Single out each line with the word "taskbar" and copy it.

*** DATASET ENTRIES ***

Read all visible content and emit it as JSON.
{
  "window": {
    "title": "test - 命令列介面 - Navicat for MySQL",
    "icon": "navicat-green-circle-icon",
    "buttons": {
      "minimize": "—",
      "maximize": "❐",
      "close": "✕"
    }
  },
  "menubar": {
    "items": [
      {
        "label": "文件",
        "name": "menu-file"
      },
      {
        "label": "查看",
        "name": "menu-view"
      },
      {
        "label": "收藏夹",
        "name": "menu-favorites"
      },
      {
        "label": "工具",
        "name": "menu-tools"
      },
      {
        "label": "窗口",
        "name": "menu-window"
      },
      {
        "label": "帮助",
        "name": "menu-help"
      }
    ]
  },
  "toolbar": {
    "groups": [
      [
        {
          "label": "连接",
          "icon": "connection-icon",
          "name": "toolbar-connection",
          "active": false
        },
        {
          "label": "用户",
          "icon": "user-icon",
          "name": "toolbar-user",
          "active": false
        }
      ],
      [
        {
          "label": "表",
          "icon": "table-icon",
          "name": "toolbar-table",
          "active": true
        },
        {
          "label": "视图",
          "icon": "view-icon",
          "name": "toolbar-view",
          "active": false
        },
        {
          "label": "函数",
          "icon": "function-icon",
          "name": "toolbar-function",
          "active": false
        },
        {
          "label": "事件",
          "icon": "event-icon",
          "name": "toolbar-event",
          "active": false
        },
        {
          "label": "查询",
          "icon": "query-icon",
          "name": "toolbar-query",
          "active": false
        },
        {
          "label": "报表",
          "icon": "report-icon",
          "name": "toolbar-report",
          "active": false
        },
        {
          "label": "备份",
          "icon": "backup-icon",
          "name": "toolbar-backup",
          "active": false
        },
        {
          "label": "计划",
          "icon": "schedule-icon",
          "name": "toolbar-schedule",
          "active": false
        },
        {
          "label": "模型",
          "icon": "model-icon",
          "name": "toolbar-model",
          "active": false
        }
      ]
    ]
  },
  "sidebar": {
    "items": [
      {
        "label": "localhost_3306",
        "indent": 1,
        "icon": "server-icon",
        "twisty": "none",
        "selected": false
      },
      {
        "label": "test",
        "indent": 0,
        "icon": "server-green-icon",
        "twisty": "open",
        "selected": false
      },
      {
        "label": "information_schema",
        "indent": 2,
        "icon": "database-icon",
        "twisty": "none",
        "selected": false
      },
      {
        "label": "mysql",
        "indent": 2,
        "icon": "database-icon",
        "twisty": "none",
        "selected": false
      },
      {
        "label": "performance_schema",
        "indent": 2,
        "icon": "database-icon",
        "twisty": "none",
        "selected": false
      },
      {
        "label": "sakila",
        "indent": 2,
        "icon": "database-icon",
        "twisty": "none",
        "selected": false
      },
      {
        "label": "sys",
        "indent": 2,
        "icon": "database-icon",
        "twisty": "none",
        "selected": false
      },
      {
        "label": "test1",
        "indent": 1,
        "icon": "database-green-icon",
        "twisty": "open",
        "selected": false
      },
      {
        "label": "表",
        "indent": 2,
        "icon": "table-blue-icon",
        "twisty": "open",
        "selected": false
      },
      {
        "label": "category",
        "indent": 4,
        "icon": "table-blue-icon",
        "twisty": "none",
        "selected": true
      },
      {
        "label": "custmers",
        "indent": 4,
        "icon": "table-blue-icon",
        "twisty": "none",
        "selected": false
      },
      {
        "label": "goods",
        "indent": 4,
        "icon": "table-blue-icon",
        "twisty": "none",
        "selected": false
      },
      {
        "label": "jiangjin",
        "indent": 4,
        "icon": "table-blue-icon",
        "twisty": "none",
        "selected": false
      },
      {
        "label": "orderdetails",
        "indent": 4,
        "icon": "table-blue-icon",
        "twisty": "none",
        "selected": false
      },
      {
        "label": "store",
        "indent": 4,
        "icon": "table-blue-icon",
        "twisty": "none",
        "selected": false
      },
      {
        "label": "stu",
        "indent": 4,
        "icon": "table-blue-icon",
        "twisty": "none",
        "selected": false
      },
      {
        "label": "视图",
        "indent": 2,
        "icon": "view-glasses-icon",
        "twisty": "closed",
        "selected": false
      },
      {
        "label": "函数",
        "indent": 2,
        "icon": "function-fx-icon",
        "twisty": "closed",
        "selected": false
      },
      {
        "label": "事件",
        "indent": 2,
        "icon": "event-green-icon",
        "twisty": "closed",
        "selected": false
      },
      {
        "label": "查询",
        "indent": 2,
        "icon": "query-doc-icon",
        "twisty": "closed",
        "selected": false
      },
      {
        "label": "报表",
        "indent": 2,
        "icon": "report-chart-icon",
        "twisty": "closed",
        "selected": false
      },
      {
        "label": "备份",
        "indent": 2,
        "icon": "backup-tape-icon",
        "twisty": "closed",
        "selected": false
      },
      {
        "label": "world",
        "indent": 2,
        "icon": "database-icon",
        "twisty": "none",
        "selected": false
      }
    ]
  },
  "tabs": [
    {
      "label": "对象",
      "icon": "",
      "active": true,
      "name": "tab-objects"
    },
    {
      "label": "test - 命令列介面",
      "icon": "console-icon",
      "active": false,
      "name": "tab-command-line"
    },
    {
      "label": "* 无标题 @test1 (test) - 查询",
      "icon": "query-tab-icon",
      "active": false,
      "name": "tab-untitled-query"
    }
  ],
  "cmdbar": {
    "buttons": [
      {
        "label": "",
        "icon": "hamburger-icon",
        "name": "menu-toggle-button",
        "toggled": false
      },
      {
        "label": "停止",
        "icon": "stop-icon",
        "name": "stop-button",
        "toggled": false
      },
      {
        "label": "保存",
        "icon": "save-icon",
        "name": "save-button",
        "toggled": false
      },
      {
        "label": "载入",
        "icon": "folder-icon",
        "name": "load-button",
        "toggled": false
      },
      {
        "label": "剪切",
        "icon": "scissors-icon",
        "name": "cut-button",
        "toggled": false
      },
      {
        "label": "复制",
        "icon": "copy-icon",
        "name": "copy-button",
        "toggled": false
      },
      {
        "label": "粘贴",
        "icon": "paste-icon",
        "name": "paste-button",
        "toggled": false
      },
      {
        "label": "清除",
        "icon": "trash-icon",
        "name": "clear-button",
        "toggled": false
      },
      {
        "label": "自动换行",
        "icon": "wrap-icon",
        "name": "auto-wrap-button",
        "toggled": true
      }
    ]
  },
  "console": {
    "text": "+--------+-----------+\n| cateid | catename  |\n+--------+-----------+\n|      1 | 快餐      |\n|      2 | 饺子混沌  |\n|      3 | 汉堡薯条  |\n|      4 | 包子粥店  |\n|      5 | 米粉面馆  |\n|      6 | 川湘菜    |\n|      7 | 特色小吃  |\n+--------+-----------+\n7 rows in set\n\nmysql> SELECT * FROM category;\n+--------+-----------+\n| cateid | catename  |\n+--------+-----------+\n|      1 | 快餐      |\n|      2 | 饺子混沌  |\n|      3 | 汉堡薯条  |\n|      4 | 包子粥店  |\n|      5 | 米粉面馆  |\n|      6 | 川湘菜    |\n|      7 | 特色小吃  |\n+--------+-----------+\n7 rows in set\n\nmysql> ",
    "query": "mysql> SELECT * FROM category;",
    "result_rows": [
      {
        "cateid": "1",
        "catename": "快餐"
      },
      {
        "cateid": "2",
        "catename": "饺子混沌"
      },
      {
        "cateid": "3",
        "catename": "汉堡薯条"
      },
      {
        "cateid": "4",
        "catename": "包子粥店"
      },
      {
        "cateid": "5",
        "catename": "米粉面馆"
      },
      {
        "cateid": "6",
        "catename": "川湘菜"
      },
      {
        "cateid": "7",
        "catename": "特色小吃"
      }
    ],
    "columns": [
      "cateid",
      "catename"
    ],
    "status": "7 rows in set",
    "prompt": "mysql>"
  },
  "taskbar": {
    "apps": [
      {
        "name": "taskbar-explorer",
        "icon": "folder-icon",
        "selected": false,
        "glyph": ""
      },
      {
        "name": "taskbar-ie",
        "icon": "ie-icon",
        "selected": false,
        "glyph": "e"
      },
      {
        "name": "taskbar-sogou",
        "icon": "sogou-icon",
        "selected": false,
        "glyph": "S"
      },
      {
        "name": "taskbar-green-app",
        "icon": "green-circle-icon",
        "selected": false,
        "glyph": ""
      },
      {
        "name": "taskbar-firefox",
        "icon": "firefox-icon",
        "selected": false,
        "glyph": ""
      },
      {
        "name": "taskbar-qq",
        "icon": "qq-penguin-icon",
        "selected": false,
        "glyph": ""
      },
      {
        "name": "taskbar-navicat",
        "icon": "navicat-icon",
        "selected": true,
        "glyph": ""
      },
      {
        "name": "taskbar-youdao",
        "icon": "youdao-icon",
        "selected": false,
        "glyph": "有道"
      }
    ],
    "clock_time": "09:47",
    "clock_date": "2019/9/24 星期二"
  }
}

***
*** DATASET ENTRIES ***

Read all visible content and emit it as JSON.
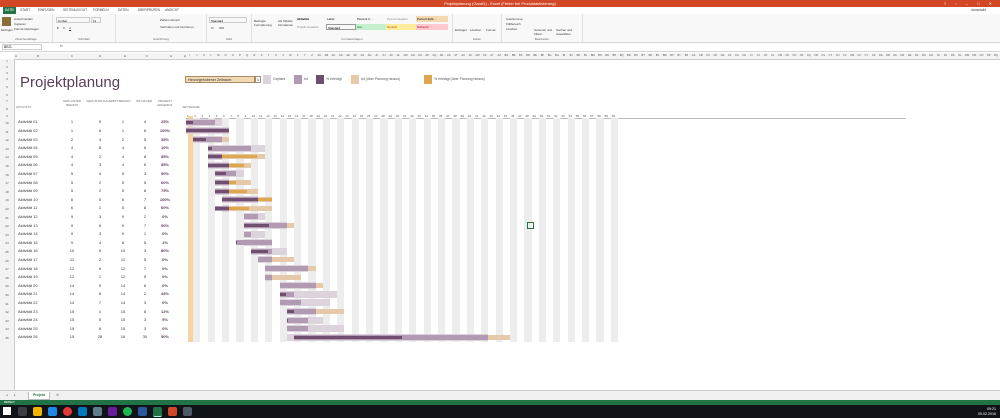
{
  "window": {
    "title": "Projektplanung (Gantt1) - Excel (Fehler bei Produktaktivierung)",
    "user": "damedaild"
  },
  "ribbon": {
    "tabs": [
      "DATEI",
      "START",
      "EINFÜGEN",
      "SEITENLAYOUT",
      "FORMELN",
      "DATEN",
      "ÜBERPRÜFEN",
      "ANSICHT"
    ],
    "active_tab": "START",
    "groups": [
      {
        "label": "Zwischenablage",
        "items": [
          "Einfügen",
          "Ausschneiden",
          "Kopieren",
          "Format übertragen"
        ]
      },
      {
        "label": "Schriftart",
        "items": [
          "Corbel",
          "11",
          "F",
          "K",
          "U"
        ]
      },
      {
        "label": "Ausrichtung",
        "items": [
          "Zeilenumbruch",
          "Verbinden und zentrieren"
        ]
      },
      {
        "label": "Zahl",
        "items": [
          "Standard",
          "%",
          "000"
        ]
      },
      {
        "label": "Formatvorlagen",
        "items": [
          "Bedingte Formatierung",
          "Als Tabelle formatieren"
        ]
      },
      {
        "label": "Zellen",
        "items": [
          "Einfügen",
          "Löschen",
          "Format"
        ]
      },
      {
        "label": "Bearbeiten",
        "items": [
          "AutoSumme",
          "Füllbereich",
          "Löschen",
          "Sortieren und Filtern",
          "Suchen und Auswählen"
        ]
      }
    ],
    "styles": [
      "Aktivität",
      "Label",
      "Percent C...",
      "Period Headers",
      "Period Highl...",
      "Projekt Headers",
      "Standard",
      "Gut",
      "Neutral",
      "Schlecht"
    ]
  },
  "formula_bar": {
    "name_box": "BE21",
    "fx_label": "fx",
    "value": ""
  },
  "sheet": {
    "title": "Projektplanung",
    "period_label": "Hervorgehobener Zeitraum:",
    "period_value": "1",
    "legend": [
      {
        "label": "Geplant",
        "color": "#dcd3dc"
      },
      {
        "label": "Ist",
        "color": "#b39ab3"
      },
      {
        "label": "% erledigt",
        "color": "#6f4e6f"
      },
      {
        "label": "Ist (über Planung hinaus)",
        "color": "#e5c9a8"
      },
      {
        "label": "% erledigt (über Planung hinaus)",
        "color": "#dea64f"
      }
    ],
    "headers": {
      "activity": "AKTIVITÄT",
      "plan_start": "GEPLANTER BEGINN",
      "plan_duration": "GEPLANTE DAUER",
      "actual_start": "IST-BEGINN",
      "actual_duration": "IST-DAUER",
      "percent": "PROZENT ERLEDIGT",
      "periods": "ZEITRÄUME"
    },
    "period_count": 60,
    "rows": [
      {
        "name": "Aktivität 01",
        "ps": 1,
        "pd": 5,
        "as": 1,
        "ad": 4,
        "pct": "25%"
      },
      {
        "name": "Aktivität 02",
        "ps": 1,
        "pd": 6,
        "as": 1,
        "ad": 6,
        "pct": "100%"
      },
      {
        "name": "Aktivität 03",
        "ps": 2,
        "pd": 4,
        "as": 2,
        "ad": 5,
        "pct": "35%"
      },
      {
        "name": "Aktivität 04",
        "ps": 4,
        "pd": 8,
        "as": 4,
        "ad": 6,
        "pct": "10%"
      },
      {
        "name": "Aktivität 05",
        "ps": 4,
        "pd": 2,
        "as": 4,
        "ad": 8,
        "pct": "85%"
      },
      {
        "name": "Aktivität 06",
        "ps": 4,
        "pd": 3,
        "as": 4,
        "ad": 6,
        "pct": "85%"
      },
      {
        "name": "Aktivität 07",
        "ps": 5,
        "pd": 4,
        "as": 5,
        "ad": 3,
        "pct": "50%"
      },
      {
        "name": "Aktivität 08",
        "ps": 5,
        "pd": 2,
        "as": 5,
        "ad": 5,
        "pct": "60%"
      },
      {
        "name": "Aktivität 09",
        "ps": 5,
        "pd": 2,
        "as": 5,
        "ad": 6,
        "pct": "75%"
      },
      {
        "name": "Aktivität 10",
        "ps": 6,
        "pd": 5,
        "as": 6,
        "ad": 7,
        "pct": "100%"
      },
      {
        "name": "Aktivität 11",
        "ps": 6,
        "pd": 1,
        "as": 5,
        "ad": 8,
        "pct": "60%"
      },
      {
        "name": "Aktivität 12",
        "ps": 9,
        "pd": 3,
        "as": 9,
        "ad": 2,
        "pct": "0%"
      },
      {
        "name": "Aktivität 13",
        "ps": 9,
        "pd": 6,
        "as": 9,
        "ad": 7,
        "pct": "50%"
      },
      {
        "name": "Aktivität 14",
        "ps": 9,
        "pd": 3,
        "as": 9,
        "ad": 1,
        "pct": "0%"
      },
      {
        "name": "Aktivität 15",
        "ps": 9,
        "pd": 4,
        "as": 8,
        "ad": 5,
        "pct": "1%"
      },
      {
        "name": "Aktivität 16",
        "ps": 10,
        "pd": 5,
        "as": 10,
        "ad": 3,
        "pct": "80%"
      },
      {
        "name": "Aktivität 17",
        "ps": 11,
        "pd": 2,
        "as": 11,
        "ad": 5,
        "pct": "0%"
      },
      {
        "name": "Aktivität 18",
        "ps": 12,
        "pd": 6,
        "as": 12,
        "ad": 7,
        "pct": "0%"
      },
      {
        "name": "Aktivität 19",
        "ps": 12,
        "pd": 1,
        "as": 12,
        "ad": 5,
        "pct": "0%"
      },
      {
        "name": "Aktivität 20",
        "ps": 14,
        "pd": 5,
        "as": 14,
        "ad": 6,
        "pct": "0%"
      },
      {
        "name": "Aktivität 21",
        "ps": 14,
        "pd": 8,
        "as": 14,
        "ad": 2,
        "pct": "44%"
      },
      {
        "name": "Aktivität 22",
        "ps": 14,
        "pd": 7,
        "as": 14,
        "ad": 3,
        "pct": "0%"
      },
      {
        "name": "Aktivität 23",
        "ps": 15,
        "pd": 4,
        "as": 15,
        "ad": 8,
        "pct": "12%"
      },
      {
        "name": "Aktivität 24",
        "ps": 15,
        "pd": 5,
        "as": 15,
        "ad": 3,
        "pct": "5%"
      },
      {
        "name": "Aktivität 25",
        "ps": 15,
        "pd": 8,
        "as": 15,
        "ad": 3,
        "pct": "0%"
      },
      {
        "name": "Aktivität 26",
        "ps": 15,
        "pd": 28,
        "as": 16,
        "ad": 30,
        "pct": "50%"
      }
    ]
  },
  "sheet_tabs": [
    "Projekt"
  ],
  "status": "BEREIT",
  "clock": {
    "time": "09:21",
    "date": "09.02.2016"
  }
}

***
*** DATASET ENTRIES ***

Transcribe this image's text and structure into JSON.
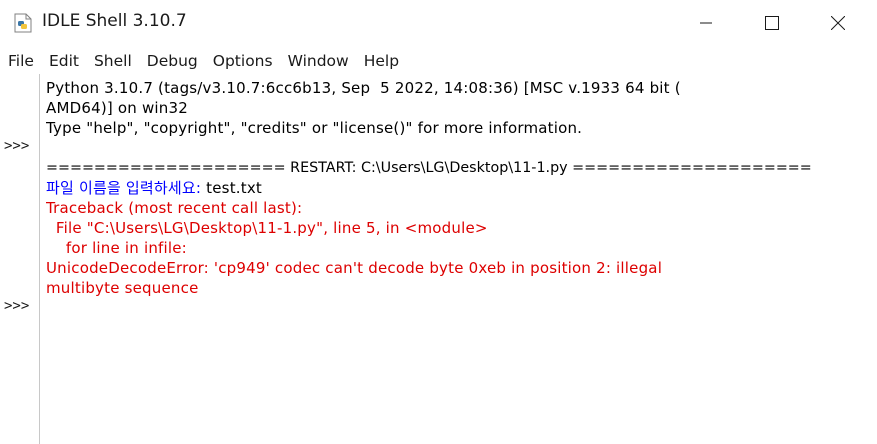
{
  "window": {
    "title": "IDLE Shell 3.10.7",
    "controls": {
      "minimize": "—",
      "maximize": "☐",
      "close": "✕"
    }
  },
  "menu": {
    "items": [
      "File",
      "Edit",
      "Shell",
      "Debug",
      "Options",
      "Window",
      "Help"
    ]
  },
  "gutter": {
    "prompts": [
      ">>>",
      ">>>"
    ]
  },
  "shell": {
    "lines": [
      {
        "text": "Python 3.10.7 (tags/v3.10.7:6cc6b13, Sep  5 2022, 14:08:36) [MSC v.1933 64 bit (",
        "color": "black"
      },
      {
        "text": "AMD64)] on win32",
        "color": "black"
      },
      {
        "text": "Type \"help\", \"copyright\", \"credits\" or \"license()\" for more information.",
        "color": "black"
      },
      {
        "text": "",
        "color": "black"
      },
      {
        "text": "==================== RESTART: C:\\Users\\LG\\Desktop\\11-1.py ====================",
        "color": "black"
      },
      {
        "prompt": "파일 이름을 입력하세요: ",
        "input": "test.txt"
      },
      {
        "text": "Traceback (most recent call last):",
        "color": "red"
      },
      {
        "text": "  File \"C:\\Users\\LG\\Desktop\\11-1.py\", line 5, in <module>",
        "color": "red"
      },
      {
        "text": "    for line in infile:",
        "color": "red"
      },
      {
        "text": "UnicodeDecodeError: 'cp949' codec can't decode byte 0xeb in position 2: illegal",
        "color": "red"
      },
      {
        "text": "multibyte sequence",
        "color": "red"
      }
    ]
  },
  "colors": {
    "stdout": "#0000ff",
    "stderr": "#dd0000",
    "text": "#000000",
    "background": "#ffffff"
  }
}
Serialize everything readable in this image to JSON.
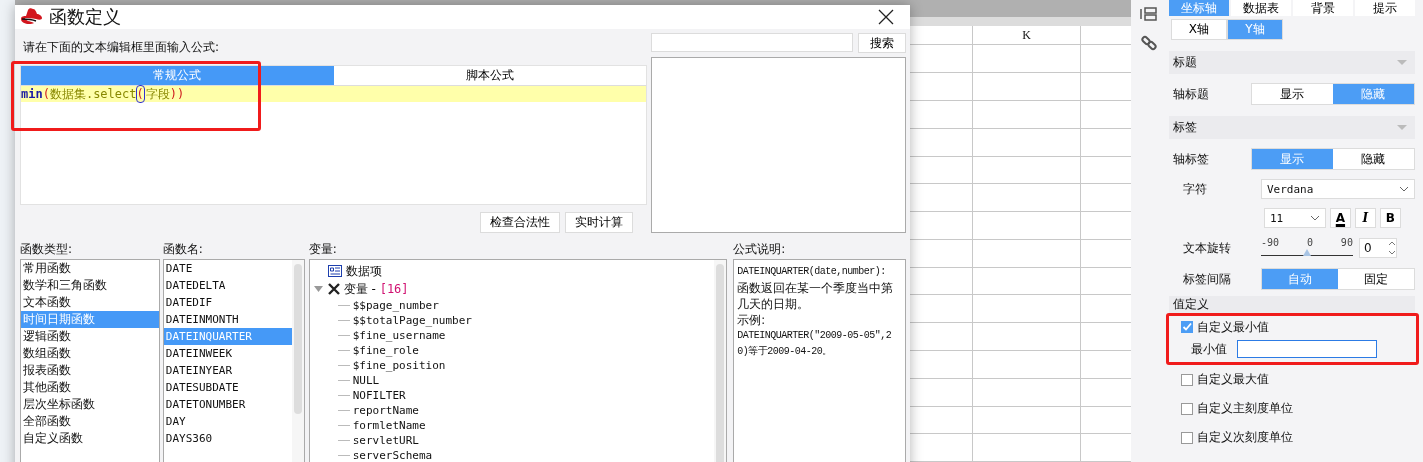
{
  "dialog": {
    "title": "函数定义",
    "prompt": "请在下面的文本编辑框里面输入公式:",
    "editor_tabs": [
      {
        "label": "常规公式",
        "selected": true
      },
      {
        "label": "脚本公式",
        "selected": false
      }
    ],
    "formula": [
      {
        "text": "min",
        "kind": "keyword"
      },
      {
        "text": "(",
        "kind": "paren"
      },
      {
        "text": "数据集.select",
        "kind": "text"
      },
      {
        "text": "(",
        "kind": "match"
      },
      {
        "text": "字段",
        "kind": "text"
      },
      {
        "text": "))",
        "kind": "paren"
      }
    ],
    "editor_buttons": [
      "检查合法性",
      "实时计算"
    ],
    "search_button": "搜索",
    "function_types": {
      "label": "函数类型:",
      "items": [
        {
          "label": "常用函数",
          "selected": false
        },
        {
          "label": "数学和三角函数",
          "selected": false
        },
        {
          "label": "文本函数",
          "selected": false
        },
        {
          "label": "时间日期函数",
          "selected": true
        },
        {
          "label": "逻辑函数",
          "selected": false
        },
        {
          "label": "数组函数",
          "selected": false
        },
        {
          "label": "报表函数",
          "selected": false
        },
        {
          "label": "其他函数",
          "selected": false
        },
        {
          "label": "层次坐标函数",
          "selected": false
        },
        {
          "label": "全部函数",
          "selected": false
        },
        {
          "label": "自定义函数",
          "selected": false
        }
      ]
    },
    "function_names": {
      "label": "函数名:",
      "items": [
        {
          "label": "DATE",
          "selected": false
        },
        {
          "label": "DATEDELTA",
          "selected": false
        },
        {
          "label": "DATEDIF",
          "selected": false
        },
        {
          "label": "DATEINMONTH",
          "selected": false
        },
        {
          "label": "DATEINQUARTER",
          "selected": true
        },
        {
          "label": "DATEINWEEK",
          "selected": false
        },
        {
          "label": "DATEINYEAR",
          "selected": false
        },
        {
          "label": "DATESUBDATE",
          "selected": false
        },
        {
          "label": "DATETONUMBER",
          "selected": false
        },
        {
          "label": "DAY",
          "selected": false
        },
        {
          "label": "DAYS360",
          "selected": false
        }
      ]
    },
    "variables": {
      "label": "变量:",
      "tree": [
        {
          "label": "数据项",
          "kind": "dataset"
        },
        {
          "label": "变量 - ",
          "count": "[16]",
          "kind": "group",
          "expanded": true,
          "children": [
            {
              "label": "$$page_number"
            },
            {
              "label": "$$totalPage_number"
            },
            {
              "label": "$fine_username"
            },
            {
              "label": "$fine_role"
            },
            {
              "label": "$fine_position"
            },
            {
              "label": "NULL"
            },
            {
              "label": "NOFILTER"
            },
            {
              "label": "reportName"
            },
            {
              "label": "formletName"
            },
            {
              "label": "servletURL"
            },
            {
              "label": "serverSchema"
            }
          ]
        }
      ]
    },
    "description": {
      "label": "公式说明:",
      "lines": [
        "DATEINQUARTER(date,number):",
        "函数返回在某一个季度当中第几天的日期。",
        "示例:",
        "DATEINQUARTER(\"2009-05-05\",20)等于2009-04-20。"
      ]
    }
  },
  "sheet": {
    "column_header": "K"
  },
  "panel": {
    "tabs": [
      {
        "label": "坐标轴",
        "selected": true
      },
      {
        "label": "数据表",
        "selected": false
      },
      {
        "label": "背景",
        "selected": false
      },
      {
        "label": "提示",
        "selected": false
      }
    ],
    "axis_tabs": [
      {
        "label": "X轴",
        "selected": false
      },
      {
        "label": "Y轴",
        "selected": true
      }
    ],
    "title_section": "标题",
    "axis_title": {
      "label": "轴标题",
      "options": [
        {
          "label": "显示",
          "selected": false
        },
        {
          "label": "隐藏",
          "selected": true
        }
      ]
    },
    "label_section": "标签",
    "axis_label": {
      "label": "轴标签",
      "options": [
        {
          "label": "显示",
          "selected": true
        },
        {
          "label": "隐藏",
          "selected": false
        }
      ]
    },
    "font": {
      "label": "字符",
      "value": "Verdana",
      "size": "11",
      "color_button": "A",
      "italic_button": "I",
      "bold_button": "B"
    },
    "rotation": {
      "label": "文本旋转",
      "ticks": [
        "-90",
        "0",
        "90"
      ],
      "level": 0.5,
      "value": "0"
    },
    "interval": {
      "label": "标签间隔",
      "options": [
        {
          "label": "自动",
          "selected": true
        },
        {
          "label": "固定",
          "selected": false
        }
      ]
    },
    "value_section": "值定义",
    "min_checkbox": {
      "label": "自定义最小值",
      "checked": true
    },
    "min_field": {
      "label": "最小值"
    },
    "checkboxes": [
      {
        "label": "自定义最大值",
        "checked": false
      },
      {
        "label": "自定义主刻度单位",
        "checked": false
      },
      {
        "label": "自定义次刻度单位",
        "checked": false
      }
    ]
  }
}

***

CORRECT RESULT -
  "taskbar": {
        "name": "taskbar-explorer",
        "name": "taskbar-ie",
        "name": "taskbar-sogou",
        "name": "taskbar-green-app",
        "name": "taskbar-firefox",
        "name": "taskbar-qq",
        "name": "taskbar-navicat",
        "name": "taskbar-youdao",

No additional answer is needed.